## Request
Scan the data for "device" and copy the lines it appears in.

── Records shown ──

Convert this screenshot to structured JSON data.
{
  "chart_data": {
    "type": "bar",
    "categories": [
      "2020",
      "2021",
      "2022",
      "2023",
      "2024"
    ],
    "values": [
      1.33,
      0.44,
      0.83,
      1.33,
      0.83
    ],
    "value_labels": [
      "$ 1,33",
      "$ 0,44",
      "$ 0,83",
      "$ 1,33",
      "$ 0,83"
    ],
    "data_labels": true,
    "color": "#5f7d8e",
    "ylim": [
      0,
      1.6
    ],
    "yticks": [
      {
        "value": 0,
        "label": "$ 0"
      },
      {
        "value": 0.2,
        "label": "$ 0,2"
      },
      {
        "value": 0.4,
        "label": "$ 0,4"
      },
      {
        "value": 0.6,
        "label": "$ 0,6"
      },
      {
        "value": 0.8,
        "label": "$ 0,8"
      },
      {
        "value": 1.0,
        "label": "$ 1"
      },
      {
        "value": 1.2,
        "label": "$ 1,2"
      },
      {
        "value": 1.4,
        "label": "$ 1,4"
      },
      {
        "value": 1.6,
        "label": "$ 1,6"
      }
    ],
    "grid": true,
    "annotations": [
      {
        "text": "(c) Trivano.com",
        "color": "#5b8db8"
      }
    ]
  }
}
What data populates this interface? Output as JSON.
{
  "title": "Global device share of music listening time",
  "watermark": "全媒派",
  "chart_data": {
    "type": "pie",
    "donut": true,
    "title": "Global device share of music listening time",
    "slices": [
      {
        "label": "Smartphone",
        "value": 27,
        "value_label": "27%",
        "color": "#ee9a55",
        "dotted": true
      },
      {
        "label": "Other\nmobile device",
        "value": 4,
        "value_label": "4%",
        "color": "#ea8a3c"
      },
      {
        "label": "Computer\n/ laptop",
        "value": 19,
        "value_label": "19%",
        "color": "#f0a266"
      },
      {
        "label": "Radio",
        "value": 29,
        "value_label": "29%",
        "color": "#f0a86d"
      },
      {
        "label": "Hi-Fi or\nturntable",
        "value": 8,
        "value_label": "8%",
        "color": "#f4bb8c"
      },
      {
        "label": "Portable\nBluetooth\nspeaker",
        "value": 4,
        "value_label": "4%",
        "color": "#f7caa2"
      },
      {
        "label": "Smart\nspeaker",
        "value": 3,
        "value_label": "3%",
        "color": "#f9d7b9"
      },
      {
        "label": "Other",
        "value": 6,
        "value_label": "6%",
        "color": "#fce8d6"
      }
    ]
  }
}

───

## Task output
  "title": "Global device share of music listening time",
    "title": "Global device share of music listening time",
        "label": "Other\nmobile device",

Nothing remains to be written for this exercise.